» Source data:
***
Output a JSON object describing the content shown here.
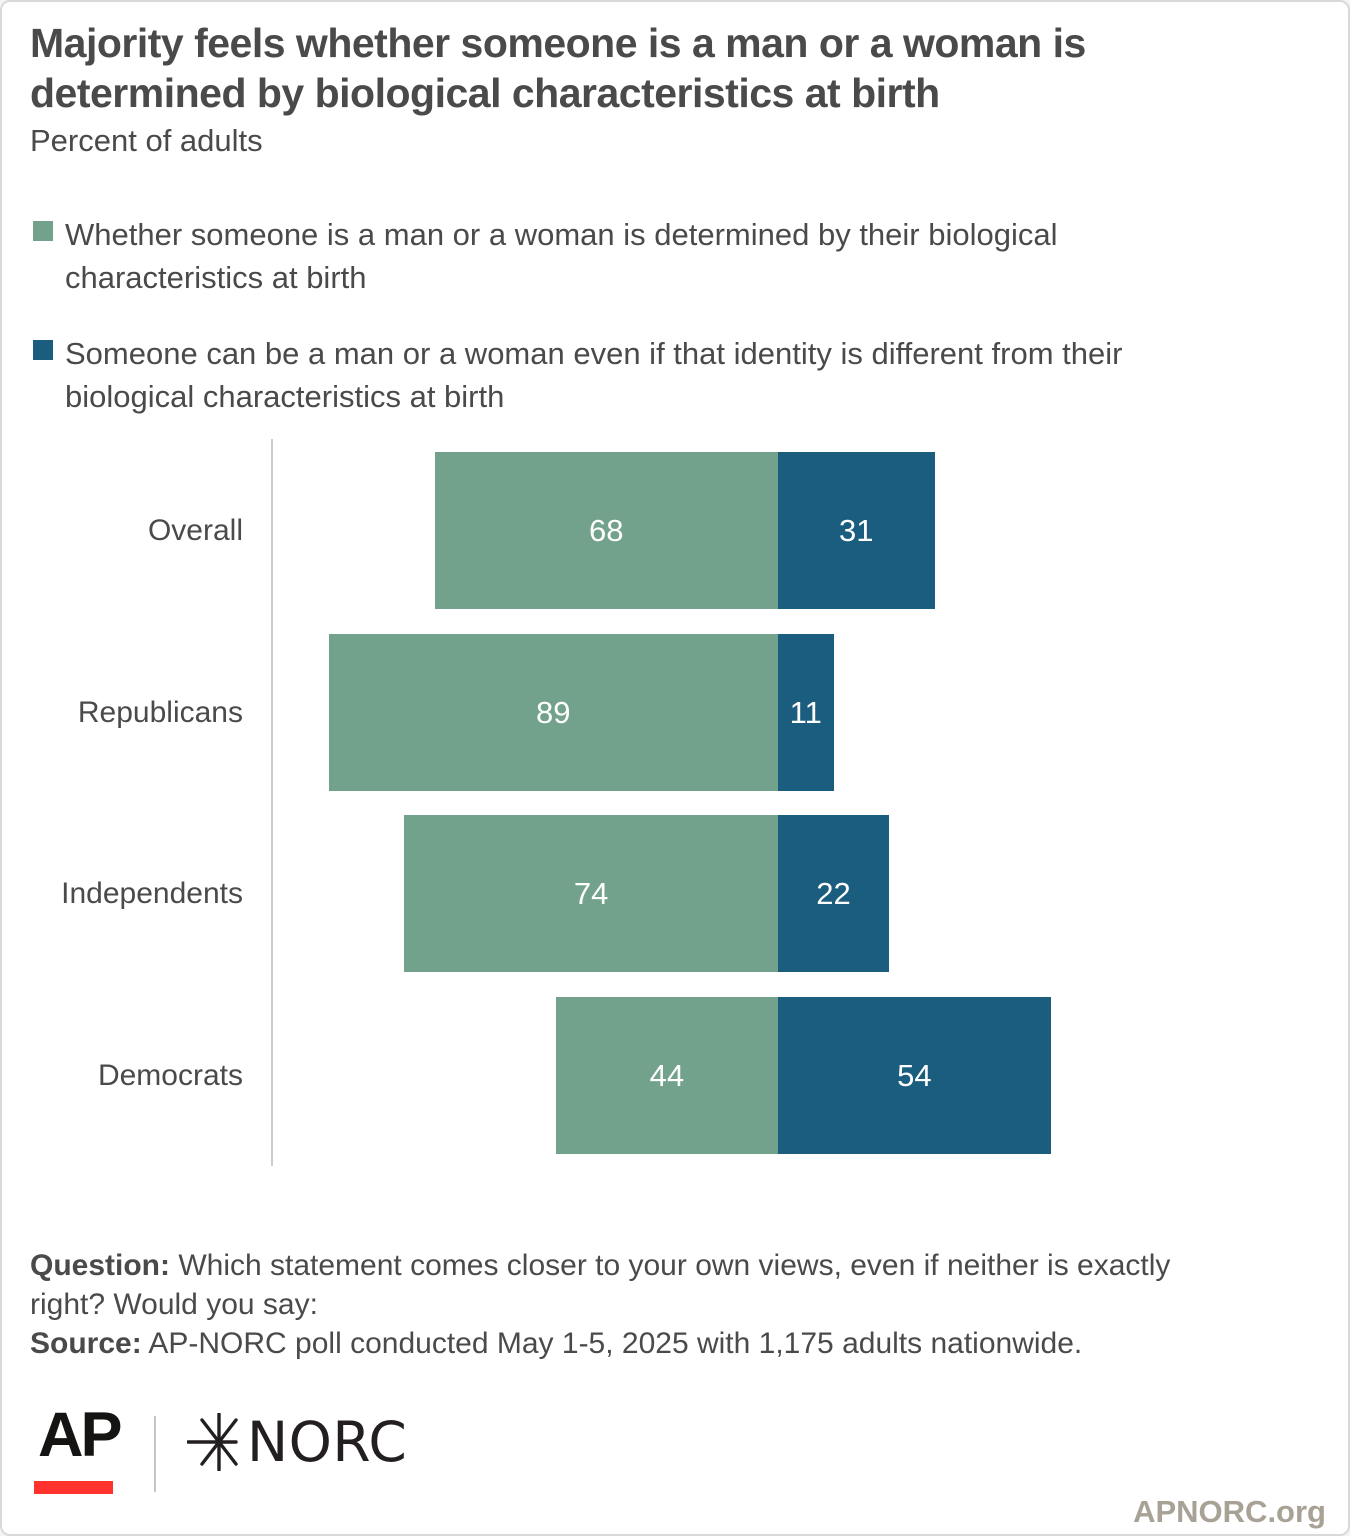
{
  "page": {
    "title": "Majority feels whether someone is a man or a woman is\ndetermined by biological characteristics at birth",
    "subtitle": "Percent of adults"
  },
  "legend": {
    "items": [
      {
        "label": "Whether someone is a man or a woman is determined by their biological\ncharacteristics at birth",
        "color": "#72a28c"
      },
      {
        "label": "Someone can be a man or a woman even if that identity is different from their\nbiological characteristics at birth",
        "color": "#1b5d7e"
      }
    ]
  },
  "chart_data": {
    "type": "bar",
    "orientation": "horizontal",
    "variant": "diverging-stacked",
    "title": "Majority feels whether someone is a man or a woman is determined by biological characteristics at birth",
    "subtitle": "Percent of adults",
    "categories": [
      "Overall",
      "Republicans",
      "Independents",
      "Democrats"
    ],
    "series": [
      {
        "name": "Whether someone is a man or a woman is determined by their biological characteristics at birth",
        "color": "#72a28c",
        "values": [
          68,
          89,
          74,
          44
        ]
      },
      {
        "name": "Someone can be a man or a woman even if that identity is different from their biological characteristics at birth",
        "color": "#1b5d7e",
        "values": [
          31,
          11,
          22,
          54
        ]
      }
    ],
    "value_unit": "percent of adults",
    "bar_labels": "inside-center-white",
    "grid": false,
    "legend_position": "top-left",
    "axis_line_color": "#cccccc"
  },
  "footnote": {
    "question_label": "Question:",
    "question_text": " Which statement comes closer to your own views, even if neither is exactly\nright? Would you say:",
    "source_label": "Source:",
    "source_text": " AP-NORC poll conducted May 1-5, 2025 with 1,175 adults nationwide."
  },
  "footer": {
    "ap_logo": "AP",
    "ap_red": "#ff322e",
    "norc_star_icon": "six-point-asterisk",
    "norc_logo": "NORC",
    "site": "APNORC.org"
  }
}
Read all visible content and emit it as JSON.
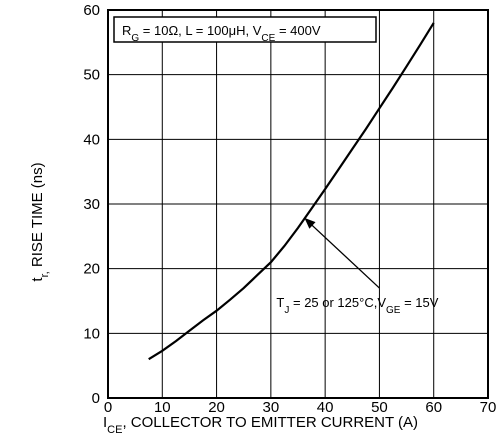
{
  "chart_data": {
    "type": "line",
    "title": "",
    "xlabel": {
      "main": "I",
      "sub": "CE",
      "rest": ", COLLECTOR TO EMITTER CURRENT (A)"
    },
    "ylabel": {
      "main": "t",
      "sub": "r,",
      "rest": " RISE TIME (ns)"
    },
    "xlim": [
      0,
      70
    ],
    "ylim": [
      0,
      60
    ],
    "x_ticks": [
      "0",
      "10",
      "20",
      "30",
      "40",
      "50",
      "60",
      "70"
    ],
    "y_ticks": [
      "0",
      "10",
      "20",
      "30",
      "40",
      "50",
      "60"
    ],
    "grid": true,
    "conditions_box": {
      "parts": [
        {
          "t": "R",
          "s": false
        },
        {
          "t": "G",
          "s": true
        },
        {
          "t": " = 10Ω, L = 100μH, V",
          "s": false
        },
        {
          "t": "CE",
          "s": true
        },
        {
          "t": " = 400V",
          "s": false
        }
      ]
    },
    "annotation": {
      "parts": [
        {
          "t": "T",
          "s": false
        },
        {
          "t": "J",
          "s": true
        },
        {
          "t": " = 25 or 125°C,V",
          "s": false
        },
        {
          "t": "GE",
          "s": true
        },
        {
          "t": " = 15V",
          "s": false
        }
      ],
      "arrow_to": [
        36,
        28
      ],
      "label_at": [
        50,
        17
      ]
    },
    "series": [
      {
        "x": [
          7.5,
          10,
          12.5,
          15,
          17.5,
          20,
          22.5,
          25,
          27.5,
          30,
          32.5,
          35,
          37.5,
          40,
          42.5,
          45,
          47.5,
          50,
          52.5,
          55,
          57.5,
          60
        ],
        "y": [
          6,
          7.3,
          8.8,
          10.4,
          12,
          13.5,
          15.2,
          17,
          19,
          21,
          23.5,
          26.3,
          29.3,
          32.3,
          35.4,
          38.5,
          41.6,
          44.8,
          48,
          51.3,
          54.6,
          58
        ]
      }
    ]
  }
}
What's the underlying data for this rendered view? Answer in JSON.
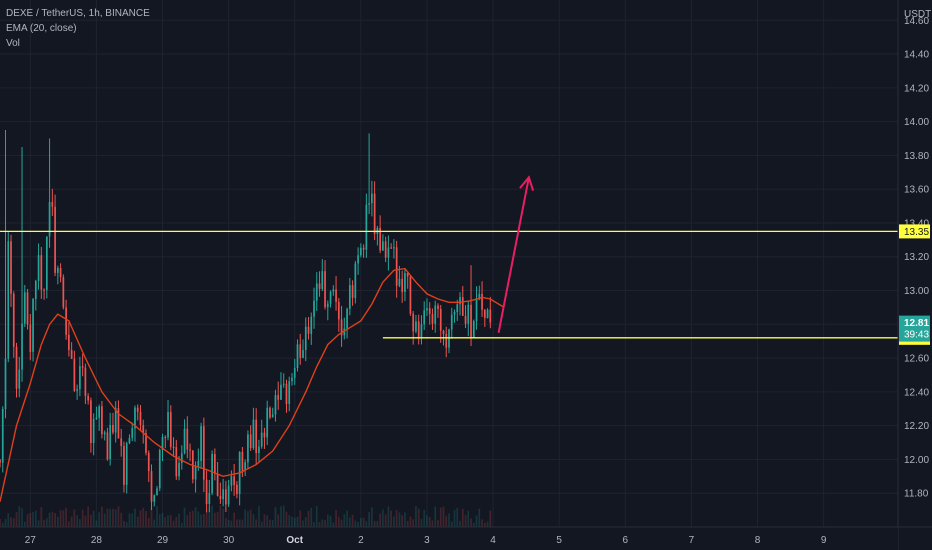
***
» What the task requires:
Repeat all of the records verbatim, leaving out the pictures.

» Finished task:
Output a JSON object describing the content shown here.
{
  "page": {
    "title": "Majority feels whether someone is a man or a woman is\ndetermined by biological characteristics at birth",
    "subtitle": "Percent of adults"
  },
  "legend": {
    "items": [
      {
        "label": "Whether someone is a man or a woman is determined by their biological\ncharacteristics at birth",
        "color": "#72a28c"
      },
      {
        "label": "Someone can be a man or a woman even if that identity is different from their\nbiological characteristics at birth",
        "color": "#1b5d7e"
      }
    ]
  },
  "chart_data": {
    "type": "bar",
    "orientation": "horizontal",
    "variant": "diverging-stacked",
    "title": "Majority feels whether someone is a man or a woman is determined by biological characteristics at birth",
    "subtitle": "Percent of adults",
    "categories": [
      "Overall",
      "Republicans",
      "Independents",
      "Democrats"
    ],
    "series": [
      {
        "name": "Whether someone is a man or a woman is determined by their biological characteristics at birth",
        "color": "#72a28c",
        "values": [
          68,
          89,
          74,
          44
        ]
      },
      {
        "name": "Someone can be a man or a woman even if that identity is different from their biological characteristics at birth",
        "color": "#1b5d7e",
        "values": [
          31,
          11,
          22,
          54
        ]
      }
    ],
    "value_unit": "percent of adults",
    "bar_labels": "inside-center-white",
    "grid": false,
    "legend_position": "top-left",
    "axis_line_color": "#cccccc"
  },
  "footnote": {
    "question_label": "Question:",
    "question_text": " Which statement comes closer to your own views, even if neither is exactly\nright? Would you say:",
    "source_label": "Source:",
    "source_text": " AP-NORC poll conducted May 1-5, 2025 with 1,175 adults nationwide."
  },
  "footer": {
    "ap_logo": "AP",
    "ap_red": "#ff322e",
    "norc_star_icon": "six-point-asterisk",
    "norc_logo": "NORC",
    "site": "APNORC.org"
  }
}
Read all visible content and emit it as JSON.
{
  "chart_data": {
    "type": "line",
    "title": "",
    "xlabel": {
      "main": "I",
      "sub": "CE",
      "rest": ", COLLECTOR TO EMITTER CURRENT (A)"
    },
    "ylabel": {
      "main": "t",
      "sub": "r,",
      "rest": " RISE TIME (ns)"
    },
    "xlim": [
      0,
      70
    ],
    "ylim": [
      0,
      60
    ],
    "x_ticks": [
      "0",
      "10",
      "20",
      "30",
      "40",
      "50",
      "60",
      "70"
    ],
    "y_ticks": [
      "0",
      "10",
      "20",
      "30",
      "40",
      "50",
      "60"
    ],
    "grid": true,
    "conditions_box": {
      "parts": [
        {
          "t": "R",
          "s": false
        },
        {
          "t": "G",
          "s": true
        },
        {
          "t": " = 10Ω, L = 100μH, V",
          "s": false
        },
        {
          "t": "CE",
          "s": true
        },
        {
          "t": " = 400V",
          "s": false
        }
      ]
    },
    "annotation": {
      "parts": [
        {
          "t": "T",
          "s": false
        },
        {
          "t": "J",
          "s": true
        },
        {
          "t": " = 25 or 125°C,V",
          "s": false
        },
        {
          "t": "GE",
          "s": true
        },
        {
          "t": " = 15V",
          "s": false
        }
      ],
      "arrow_to": [
        36,
        28
      ],
      "label_at": [
        50,
        17
      ]
    },
    "series": [
      {
        "x": [
          7.5,
          10,
          12.5,
          15,
          17.5,
          20,
          22.5,
          25,
          27.5,
          30,
          32.5,
          35,
          37.5,
          40,
          42.5,
          45,
          47.5,
          50,
          52.5,
          55,
          57.5,
          60
        ],
        "y": [
          6,
          7.3,
          8.8,
          10.4,
          12,
          13.5,
          15.2,
          17,
          19,
          21,
          23.5,
          26.3,
          29.3,
          32.3,
          35.4,
          38.5,
          41.6,
          44.8,
          48,
          51.3,
          54.6,
          58
        ]
      }
    ]
  }
}
What's the underlying data for this rendered view? Answer in JSON.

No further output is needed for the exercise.